■ **Task brief**: In the data below, find every line with the string "Confusion" and pull it out.

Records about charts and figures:
⁂

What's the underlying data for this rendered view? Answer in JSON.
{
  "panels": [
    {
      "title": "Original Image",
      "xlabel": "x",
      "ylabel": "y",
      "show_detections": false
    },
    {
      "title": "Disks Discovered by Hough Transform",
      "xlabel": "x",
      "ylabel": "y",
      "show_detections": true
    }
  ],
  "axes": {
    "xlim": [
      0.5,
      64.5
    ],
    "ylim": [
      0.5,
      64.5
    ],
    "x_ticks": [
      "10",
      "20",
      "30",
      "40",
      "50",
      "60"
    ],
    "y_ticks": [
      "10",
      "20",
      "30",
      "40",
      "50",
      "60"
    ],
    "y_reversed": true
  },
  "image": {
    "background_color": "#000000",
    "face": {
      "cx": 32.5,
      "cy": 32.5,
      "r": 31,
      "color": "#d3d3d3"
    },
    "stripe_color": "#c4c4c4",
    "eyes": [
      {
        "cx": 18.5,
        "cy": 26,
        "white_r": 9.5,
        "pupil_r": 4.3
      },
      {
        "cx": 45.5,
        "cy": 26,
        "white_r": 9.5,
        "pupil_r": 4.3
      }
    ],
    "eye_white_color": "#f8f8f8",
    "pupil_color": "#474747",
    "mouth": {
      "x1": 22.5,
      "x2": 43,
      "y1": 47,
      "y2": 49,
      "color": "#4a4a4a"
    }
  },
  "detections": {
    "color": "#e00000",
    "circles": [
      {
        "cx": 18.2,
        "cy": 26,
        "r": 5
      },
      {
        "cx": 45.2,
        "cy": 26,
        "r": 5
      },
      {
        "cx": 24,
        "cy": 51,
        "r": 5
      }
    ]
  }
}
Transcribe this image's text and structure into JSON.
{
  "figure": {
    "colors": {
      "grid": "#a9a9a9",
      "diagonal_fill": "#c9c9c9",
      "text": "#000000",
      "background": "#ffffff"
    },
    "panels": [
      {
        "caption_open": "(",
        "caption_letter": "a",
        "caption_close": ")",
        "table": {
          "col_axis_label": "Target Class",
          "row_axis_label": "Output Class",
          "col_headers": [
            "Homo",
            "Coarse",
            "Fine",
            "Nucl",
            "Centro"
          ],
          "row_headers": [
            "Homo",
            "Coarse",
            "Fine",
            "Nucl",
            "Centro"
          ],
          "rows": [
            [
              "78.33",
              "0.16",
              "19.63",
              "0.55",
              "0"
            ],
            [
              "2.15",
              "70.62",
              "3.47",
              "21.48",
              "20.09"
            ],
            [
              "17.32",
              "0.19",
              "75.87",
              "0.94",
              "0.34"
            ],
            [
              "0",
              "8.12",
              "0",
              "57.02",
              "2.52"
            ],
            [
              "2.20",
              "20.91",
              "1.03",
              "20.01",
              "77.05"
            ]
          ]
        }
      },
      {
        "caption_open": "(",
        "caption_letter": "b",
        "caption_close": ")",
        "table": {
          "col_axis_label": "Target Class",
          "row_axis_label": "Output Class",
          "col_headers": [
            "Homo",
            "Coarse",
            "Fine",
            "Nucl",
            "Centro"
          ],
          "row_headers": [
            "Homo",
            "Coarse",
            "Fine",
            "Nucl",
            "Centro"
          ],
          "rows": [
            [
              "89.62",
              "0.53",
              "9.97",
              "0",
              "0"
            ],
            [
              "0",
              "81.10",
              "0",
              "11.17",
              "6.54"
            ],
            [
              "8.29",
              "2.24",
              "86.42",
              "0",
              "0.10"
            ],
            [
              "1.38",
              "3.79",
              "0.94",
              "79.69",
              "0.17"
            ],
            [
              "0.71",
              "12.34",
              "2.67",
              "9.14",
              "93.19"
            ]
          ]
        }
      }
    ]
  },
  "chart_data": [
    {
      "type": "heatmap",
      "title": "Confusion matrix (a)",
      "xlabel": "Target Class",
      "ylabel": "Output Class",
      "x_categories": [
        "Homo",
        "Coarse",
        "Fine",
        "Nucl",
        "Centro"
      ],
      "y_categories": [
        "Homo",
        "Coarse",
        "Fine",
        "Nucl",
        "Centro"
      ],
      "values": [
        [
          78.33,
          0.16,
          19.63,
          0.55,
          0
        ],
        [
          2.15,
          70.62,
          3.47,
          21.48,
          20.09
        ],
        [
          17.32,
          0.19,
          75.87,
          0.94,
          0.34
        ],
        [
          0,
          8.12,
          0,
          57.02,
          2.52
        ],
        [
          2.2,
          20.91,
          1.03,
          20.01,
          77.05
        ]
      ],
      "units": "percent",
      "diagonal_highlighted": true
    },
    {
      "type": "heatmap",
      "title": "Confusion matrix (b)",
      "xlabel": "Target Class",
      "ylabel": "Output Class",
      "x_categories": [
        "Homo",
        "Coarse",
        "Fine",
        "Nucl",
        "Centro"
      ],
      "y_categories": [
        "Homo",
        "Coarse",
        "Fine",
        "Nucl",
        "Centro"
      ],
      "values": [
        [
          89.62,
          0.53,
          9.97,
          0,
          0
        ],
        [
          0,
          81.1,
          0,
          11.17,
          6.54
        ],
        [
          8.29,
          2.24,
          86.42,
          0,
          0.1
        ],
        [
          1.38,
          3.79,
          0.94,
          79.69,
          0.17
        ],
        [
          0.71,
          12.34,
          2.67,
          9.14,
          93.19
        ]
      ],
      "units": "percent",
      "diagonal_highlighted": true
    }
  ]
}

⁂

■ **Exercise solution**:
      "title": "Confusion matrix (a)",
      "title": "Confusion matrix (b)",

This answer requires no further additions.